▶ _EXERCISE DIRECTIONS_
Reproduce all of the data exactly, with no line skipped.

▶ _SUPPLIED MATERIAL_
--- START ---
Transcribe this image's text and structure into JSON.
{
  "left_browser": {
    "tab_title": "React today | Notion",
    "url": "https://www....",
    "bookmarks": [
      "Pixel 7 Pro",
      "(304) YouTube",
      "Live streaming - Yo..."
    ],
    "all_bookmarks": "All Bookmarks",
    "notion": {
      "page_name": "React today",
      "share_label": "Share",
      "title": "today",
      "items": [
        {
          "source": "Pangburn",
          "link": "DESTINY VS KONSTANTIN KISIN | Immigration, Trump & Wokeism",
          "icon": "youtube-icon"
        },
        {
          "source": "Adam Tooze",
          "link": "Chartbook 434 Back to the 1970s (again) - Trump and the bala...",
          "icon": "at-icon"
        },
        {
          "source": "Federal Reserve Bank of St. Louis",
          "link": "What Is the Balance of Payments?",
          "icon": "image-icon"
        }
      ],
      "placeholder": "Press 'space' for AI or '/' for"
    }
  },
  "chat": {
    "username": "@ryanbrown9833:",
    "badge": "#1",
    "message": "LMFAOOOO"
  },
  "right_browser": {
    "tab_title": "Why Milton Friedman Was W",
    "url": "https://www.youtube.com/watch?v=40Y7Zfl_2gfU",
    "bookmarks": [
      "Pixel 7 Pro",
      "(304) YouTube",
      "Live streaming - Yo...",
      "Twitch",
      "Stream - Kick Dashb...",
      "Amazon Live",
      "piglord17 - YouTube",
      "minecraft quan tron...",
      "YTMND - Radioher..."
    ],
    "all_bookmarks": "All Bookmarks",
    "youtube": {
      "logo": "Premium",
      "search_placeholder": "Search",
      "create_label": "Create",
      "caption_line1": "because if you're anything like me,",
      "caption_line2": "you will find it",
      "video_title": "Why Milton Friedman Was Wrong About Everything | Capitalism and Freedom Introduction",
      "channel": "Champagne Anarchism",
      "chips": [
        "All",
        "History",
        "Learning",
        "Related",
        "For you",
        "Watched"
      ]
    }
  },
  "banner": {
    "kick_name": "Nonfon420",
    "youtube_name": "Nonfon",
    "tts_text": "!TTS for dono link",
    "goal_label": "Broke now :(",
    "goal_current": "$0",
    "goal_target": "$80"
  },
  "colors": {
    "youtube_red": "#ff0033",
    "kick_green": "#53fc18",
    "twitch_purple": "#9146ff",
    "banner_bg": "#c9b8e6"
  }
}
--- END ---
▶ _ANSWER TO THIS PROBLEM_
Transcribe this image's text and structure into JSON.
{
  "left_browser": {
    "tab_title": "React today | Notion",
    "url": "https://www....",
    "bookmarks": [
      "Pixel 7 Pro",
      "(304) YouTube",
      "Live streaming - Yo..."
    ],
    "all_bookmarks": "All Bookmarks",
    "notion": {
      "page_name": "React today",
      "share_label": "Share",
      "title": "today",
      "items": [
        {
          "source": "Pangburn",
          "link": "DESTINY VS KONSTANTIN KISIN | Immigration, Trump & Wokeism",
          "icon": "youtube-icon"
        },
        {
          "source": "Adam Tooze",
          "link": "Chartbook 434 Back to the 1970s (again) - Trump and the bala...",
          "icon": "at-icon"
        },
        {
          "source": "Federal Reserve Bank of St. Louis",
          "link": "What Is the Balance of Payments?",
          "icon": "image-icon"
        }
      ],
      "placeholder": "Press 'space' for AI or '/' for"
    }
  },
  "chat": {
    "username": "@ryanbrown9833:",
    "badge": "#1",
    "message": "LMFAOOOO"
  },
  "right_browser": {
    "tab_title": "Why Milton Friedman Was W",
    "url": "https://www.youtube.com/watch?v=40Y7Zfl_2gfU",
    "bookmarks": [
      "Pixel 7 Pro",
      "(304) YouTube",
      "Live streaming - Yo...",
      "Twitch",
      "Stream - Kick Dashb...",
      "Amazon Live",
      "piglord17 - YouTube",
      "minecraft quan tron...",
      "YTMND - Radioher..."
    ],
    "all_bookmarks": "All Bookmarks",
    "youtube": {
      "logo": "Premium",
      "search_placeholder": "Search",
      "create_label": "Create",
      "caption_line1": "because if you're anything like me,",
      "caption_line2": "you will find it",
      "video_title": "Why Milton Friedman Was Wrong About Everything | Capitalism and Freedom Introduction",
      "channel": "Champagne Anarchism",
      "chips": [
        "All",
        "History",
        "Learning",
        "Related",
        "For you",
        "Watched"
      ]
    }
  },
  "banner": {
    "kick_name": "Nonfon420",
    "youtube_name": "Nonfon",
    "tts_text": "!TTS for dono link",
    "goal_label": "Broke now :(",
    "goal_current": "$0",
    "goal_target": "$80"
  },
  "colors": {
    "youtube_red": "#ff0033",
    "kick_green": "#53fc18",
    "twitch_purple": "#9146ff",
    "banner_bg": "#c9b8e6"
  }
}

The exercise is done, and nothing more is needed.